━━ EXERCISE MATERIALS ━━

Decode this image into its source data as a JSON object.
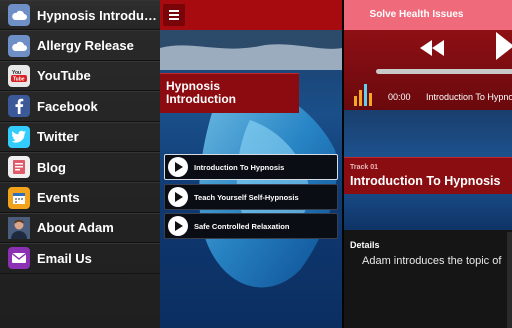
{
  "sidemenu": {
    "items": [
      {
        "label": "Hypnosis Introduct...",
        "icon": "cloud-icon",
        "color": "#6f8fc7"
      },
      {
        "label": "Allergy Release",
        "icon": "cloud-icon",
        "color": "#6f8fc7"
      },
      {
        "label": "YouTube",
        "icon": "youtube-icon",
        "color": "#e8e8e8"
      },
      {
        "label": "Facebook",
        "icon": "facebook-icon",
        "color": "#3b5998"
      },
      {
        "label": "Twitter",
        "icon": "twitter-icon",
        "color": "#33ccff"
      },
      {
        "label": "Blog",
        "icon": "blog-icon",
        "color": "#e05a6a"
      },
      {
        "label": "Events",
        "icon": "calendar-icon",
        "color": "#f3a21b"
      },
      {
        "label": "About Adam",
        "icon": "avatar-icon",
        "color": "#8a6a55"
      },
      {
        "label": "Email Us",
        "icon": "email-icon",
        "color": "#8b2fb3"
      }
    ]
  },
  "topbar": {
    "menu_icon": "hamburger-icon",
    "solve_label": "Solve Health Issues",
    "bar_color": "#a70b10",
    "button_color": "#ef6b7c"
  },
  "playlist": {
    "title": "Hypnosis Introduction",
    "tracks": [
      {
        "name": "Introduction To Hypnosis",
        "selected": true
      },
      {
        "name": "Teach Yourself Self-Hypnosis",
        "selected": false
      },
      {
        "name": "Safe Controlled Relaxation",
        "selected": false
      }
    ]
  },
  "player": {
    "rewind_icon": "rewind-icon",
    "play_icon": "play-icon",
    "equalizer_icon": "equalizer-icon",
    "time": "00:00",
    "now_playing": "Introduction To Hypnosis",
    "progress": 0
  },
  "track_info": {
    "track_number": "Track 01",
    "title": "Introduction To Hypnosis",
    "details_heading": "Details",
    "details_text": "Adam introduces the topic of"
  }
}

━━━

EXERCISE DETAILS
Return every line of the records exactly as given, pictures excluded.

RESPONSE TO THIS TASK
Decode this image into its source data as a JSON object.
{
  "sidemenu": {
    "items": [
      {
        "label": "Hypnosis Introduct...",
        "icon": "cloud-icon",
        "color": "#6f8fc7"
      },
      {
        "label": "Allergy Release",
        "icon": "cloud-icon",
        "color": "#6f8fc7"
      },
      {
        "label": "YouTube",
        "icon": "youtube-icon",
        "color": "#e8e8e8"
      },
      {
        "label": "Facebook",
        "icon": "facebook-icon",
        "color": "#3b5998"
      },
      {
        "label": "Twitter",
        "icon": "twitter-icon",
        "color": "#33ccff"
      },
      {
        "label": "Blog",
        "icon": "blog-icon",
        "color": "#e05a6a"
      },
      {
        "label": "Events",
        "icon": "calendar-icon",
        "color": "#f3a21b"
      },
      {
        "label": "About Adam",
        "icon": "avatar-icon",
        "color": "#8a6a55"
      },
      {
        "label": "Email Us",
        "icon": "email-icon",
        "color": "#8b2fb3"
      }
    ]
  },
  "topbar": {
    "menu_icon": "hamburger-icon",
    "solve_label": "Solve Health Issues",
    "bar_color": "#a70b10",
    "button_color": "#ef6b7c"
  },
  "playlist": {
    "title": "Hypnosis Introduction",
    "tracks": [
      {
        "name": "Introduction To Hypnosis",
        "selected": true
      },
      {
        "name": "Teach Yourself Self-Hypnosis",
        "selected": false
      },
      {
        "name": "Safe Controlled Relaxation",
        "selected": false
      }
    ]
  },
  "player": {
    "rewind_icon": "rewind-icon",
    "play_icon": "play-icon",
    "equalizer_icon": "equalizer-icon",
    "time": "00:00",
    "now_playing": "Introduction To Hypnosis",
    "progress": 0
  },
  "track_info": {
    "track_number": "Track 01",
    "title": "Introduction To Hypnosis",
    "details_heading": "Details",
    "details_text": "Adam introduces the topic of"
  }
}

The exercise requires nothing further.